### REQUIRED WORK:
In the entries below, change every "et al." to "and colleagues" and leave all other text as it is.
--- BEGIN ITEMS ---
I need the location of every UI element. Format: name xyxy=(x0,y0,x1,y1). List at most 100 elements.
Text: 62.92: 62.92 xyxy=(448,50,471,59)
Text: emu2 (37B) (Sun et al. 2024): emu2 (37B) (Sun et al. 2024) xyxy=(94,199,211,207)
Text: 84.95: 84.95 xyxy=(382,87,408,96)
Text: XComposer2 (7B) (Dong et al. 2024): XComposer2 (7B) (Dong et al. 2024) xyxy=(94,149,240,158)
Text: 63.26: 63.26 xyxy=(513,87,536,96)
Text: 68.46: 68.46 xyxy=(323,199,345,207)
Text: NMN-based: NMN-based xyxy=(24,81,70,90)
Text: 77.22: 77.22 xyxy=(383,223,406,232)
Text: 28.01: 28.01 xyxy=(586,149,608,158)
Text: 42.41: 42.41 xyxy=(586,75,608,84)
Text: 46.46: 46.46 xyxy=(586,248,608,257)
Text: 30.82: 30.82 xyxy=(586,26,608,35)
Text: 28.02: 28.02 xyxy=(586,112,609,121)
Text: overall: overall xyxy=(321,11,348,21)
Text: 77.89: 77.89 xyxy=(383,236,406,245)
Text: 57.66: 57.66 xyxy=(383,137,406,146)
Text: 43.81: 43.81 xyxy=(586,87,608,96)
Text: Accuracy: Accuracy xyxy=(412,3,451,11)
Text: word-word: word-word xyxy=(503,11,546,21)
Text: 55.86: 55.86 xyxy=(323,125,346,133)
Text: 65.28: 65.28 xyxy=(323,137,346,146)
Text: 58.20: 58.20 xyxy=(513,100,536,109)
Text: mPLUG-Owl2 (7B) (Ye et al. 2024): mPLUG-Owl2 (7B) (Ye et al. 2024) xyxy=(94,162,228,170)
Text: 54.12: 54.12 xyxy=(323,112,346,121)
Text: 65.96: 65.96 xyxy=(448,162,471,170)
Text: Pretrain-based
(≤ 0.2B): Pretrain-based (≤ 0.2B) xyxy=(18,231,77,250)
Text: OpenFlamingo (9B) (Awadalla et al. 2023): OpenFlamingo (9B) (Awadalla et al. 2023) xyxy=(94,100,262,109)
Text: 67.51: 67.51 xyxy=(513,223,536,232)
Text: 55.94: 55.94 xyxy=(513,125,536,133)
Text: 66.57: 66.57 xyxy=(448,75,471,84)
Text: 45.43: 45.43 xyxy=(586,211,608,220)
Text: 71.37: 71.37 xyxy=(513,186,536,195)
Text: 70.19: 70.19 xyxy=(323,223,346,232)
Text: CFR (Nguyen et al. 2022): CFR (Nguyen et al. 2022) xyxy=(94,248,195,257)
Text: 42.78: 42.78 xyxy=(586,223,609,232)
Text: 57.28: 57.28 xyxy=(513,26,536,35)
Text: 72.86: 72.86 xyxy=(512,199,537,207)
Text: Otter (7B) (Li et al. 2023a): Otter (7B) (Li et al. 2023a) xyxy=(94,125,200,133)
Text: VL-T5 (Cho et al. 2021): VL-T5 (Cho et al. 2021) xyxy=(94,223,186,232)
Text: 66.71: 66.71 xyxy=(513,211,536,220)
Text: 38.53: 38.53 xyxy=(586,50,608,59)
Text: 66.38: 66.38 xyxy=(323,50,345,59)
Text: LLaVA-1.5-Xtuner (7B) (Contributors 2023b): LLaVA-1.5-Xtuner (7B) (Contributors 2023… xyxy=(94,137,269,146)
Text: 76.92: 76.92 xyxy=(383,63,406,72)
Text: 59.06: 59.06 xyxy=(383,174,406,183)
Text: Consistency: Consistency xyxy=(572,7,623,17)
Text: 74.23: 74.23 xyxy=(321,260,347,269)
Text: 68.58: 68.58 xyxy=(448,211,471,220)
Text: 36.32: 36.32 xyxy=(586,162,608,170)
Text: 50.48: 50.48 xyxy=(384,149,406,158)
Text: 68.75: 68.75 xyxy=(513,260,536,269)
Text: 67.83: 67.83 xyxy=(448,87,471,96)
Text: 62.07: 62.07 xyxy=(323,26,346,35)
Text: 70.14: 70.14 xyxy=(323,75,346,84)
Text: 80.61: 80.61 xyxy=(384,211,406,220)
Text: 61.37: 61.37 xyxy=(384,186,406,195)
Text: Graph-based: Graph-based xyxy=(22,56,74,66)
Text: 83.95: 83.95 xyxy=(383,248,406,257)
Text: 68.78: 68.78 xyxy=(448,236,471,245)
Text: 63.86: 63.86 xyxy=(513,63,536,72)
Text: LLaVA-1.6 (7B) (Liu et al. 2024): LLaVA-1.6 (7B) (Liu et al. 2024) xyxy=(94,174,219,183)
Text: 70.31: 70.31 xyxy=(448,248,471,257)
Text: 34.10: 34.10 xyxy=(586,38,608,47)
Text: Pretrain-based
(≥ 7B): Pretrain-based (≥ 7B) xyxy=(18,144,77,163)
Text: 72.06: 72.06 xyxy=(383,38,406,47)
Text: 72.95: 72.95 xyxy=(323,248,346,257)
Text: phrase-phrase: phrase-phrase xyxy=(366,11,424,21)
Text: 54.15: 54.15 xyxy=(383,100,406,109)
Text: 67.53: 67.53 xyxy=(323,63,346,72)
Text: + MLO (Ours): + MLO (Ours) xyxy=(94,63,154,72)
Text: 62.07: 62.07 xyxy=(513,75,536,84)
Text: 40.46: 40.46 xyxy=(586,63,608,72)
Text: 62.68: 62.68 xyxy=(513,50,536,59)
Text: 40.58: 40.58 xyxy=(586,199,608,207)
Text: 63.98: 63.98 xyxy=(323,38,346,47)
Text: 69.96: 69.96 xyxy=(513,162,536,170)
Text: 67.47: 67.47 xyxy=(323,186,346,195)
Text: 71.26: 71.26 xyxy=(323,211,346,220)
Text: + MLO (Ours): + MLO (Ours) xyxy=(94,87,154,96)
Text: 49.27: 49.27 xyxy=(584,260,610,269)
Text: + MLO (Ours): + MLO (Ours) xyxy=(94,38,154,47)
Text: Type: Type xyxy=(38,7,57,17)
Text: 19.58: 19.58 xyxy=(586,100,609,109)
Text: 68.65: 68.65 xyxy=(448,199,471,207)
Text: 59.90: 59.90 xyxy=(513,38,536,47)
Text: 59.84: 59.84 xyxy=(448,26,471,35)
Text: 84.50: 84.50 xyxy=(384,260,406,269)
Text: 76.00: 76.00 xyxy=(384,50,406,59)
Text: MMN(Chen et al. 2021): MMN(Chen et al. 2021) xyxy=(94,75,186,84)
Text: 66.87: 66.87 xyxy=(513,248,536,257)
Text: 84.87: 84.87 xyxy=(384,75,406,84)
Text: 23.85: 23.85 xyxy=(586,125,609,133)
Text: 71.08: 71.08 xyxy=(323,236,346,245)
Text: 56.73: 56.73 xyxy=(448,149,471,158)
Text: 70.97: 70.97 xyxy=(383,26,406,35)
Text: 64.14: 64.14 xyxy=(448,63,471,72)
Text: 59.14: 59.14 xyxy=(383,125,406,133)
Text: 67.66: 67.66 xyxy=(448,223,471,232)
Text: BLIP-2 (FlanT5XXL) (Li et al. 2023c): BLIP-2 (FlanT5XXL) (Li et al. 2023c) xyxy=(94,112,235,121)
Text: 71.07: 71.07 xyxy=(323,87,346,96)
--- END ITEMS ---
### FULL ANSWER:
I need the location of every UI element. Format: name xyxy=(x0,y0,x1,y1). List at most 100 elements.
Text: 62.92: 62.92 xyxy=(448,50,471,59)
Text: emu2 (37B) (Sun and colleagues 2024): emu2 (37B) (Sun and colleagues 2024) xyxy=(94,199,211,207)
Text: 84.95: 84.95 xyxy=(382,87,408,96)
Text: XComposer2 (7B) (Dong and colleagues 2024): XComposer2 (7B) (Dong and colleagues 2024) xyxy=(94,149,240,158)
Text: 63.26: 63.26 xyxy=(513,87,536,96)
Text: 68.46: 68.46 xyxy=(323,199,345,207)
Text: NMN-based: NMN-based xyxy=(24,81,70,90)
Text: 77.22: 77.22 xyxy=(383,223,406,232)
Text: 28.01: 28.01 xyxy=(586,149,608,158)
Text: 42.41: 42.41 xyxy=(586,75,608,84)
Text: 46.46: 46.46 xyxy=(586,248,608,257)
Text: 30.82: 30.82 xyxy=(586,26,608,35)
Text: 28.02: 28.02 xyxy=(586,112,609,121)
Text: overall: overall xyxy=(321,11,348,21)
Text: 77.89: 77.89 xyxy=(383,236,406,245)
Text: 57.66: 57.66 xyxy=(383,137,406,146)
Text: 43.81: 43.81 xyxy=(586,87,608,96)
Text: Accuracy: Accuracy xyxy=(412,3,451,11)
Text: word-word: word-word xyxy=(503,11,546,21)
Text: 55.86: 55.86 xyxy=(323,125,346,133)
Text: 65.28: 65.28 xyxy=(323,137,346,146)
Text: 58.20: 58.20 xyxy=(513,100,536,109)
Text: mPLUG-Owl2 (7B) (Ye and colleagues 2024): mPLUG-Owl2 (7B) (Ye and colleagues 2024) xyxy=(94,162,228,170)
Text: 54.12: 54.12 xyxy=(323,112,346,121)
Text: 65.96: 65.96 xyxy=(448,162,471,170)
Text: Pretrain-based
(≤ 0.2B): Pretrain-based (≤ 0.2B) xyxy=(18,231,77,250)
Text: OpenFlamingo (9B) (Awadalla and colleagues 2023): OpenFlamingo (9B) (Awadalla and colleagues 2023) xyxy=(94,100,262,109)
Text: 67.51: 67.51 xyxy=(513,223,536,232)
Text: 55.94: 55.94 xyxy=(513,125,536,133)
Text: 66.57: 66.57 xyxy=(448,75,471,84)
Text: 45.43: 45.43 xyxy=(586,211,608,220)
Text: 71.37: 71.37 xyxy=(513,186,536,195)
Text: 70.19: 70.19 xyxy=(323,223,346,232)
Text: CFR (Nguyen and colleagues 2022): CFR (Nguyen and colleagues 2022) xyxy=(94,248,195,257)
Text: 42.78: 42.78 xyxy=(586,223,609,232)
Text: 57.28: 57.28 xyxy=(513,26,536,35)
Text: 72.86: 72.86 xyxy=(512,199,537,207)
Text: Otter (7B) (Li and colleagues 2023a): Otter (7B) (Li and colleagues 2023a) xyxy=(94,125,200,133)
Text: VL-T5 (Cho and colleagues 2021): VL-T5 (Cho and colleagues 2021) xyxy=(94,223,186,232)
Text: 66.71: 66.71 xyxy=(513,211,536,220)
Text: 38.53: 38.53 xyxy=(586,50,608,59)
Text: 66.38: 66.38 xyxy=(323,50,345,59)
Text: LLaVA-1.5-Xtuner (7B) (Contributors 2023b): LLaVA-1.5-Xtuner (7B) (Contributors 2023… xyxy=(94,137,269,146)
Text: 76.92: 76.92 xyxy=(383,63,406,72)
Text: 59.06: 59.06 xyxy=(383,174,406,183)
Text: Consistency: Consistency xyxy=(572,7,623,17)
Text: 74.23: 74.23 xyxy=(321,260,347,269)
Text: 68.58: 68.58 xyxy=(448,211,471,220)
Text: 36.32: 36.32 xyxy=(586,162,608,170)
Text: 50.48: 50.48 xyxy=(384,149,406,158)
Text: 68.75: 68.75 xyxy=(513,260,536,269)
Text: 67.83: 67.83 xyxy=(448,87,471,96)
Text: 62.07: 62.07 xyxy=(323,26,346,35)
Text: 70.14: 70.14 xyxy=(323,75,346,84)
Text: 80.61: 80.61 xyxy=(384,211,406,220)
Text: 61.37: 61.37 xyxy=(384,186,406,195)
Text: Graph-based: Graph-based xyxy=(22,56,74,66)
Text: 83.95: 83.95 xyxy=(383,248,406,257)
Text: 68.78: 68.78 xyxy=(448,236,471,245)
Text: 63.86: 63.86 xyxy=(513,63,536,72)
Text: LLaVA-1.6 (7B) (Liu and colleagues 2024): LLaVA-1.6 (7B) (Liu and colleagues 2024) xyxy=(94,174,219,183)
Text: 70.31: 70.31 xyxy=(448,248,471,257)
Text: 34.10: 34.10 xyxy=(586,38,608,47)
Text: Pretrain-based
(≥ 7B): Pretrain-based (≥ 7B) xyxy=(18,144,77,163)
Text: 72.06: 72.06 xyxy=(383,38,406,47)
Text: 72.95: 72.95 xyxy=(323,248,346,257)
Text: phrase-phrase: phrase-phrase xyxy=(366,11,424,21)
Text: 54.15: 54.15 xyxy=(383,100,406,109)
Text: 67.53: 67.53 xyxy=(323,63,346,72)
Text: + MLO (Ours): + MLO (Ours) xyxy=(94,63,154,72)
Text: 62.07: 62.07 xyxy=(513,75,536,84)
Text: 40.46: 40.46 xyxy=(586,63,608,72)
Text: 62.68: 62.68 xyxy=(513,50,536,59)
Text: 40.58: 40.58 xyxy=(586,199,608,207)
Text: 63.98: 63.98 xyxy=(323,38,346,47)
Text: 69.96: 69.96 xyxy=(513,162,536,170)
Text: 67.47: 67.47 xyxy=(323,186,346,195)
Text: 71.26: 71.26 xyxy=(323,211,346,220)
Text: + MLO (Ours): + MLO (Ours) xyxy=(94,87,154,96)
Text: 49.27: 49.27 xyxy=(584,260,610,269)
Text: + MLO (Ours): + MLO (Ours) xyxy=(94,38,154,47)
Text: Type: Type xyxy=(38,7,57,17)
Text: 19.58: 19.58 xyxy=(586,100,609,109)
Text: 68.65: 68.65 xyxy=(448,199,471,207)
Text: 59.90: 59.90 xyxy=(513,38,536,47)
Text: 59.84: 59.84 xyxy=(448,26,471,35)
Text: 84.50: 84.50 xyxy=(384,260,406,269)
Text: 76.00: 76.00 xyxy=(384,50,406,59)
Text: MMN(Chen and colleagues 2021): MMN(Chen and colleagues 2021) xyxy=(94,75,186,84)
Text: 66.87: 66.87 xyxy=(513,248,536,257)
Text: 84.87: 84.87 xyxy=(384,75,406,84)
Text: 23.85: 23.85 xyxy=(586,125,609,133)
Text: 71.08: 71.08 xyxy=(323,236,346,245)
Text: 56.73: 56.73 xyxy=(448,149,471,158)
Text: 70.97: 70.97 xyxy=(383,26,406,35)
Text: 64.14: 64.14 xyxy=(448,63,471,72)
Text: 59.14: 59.14 xyxy=(383,125,406,133)
Text: 67.66: 67.66 xyxy=(448,223,471,232)
Text: BLIP-2 (FlanT5XXL) (Li and colleagues 2023c): BLIP-2 (FlanT5XXL) (Li and colleagues 2023c) xyxy=(94,112,235,121)
Text: 71.07: 71.07 xyxy=(323,87,346,96)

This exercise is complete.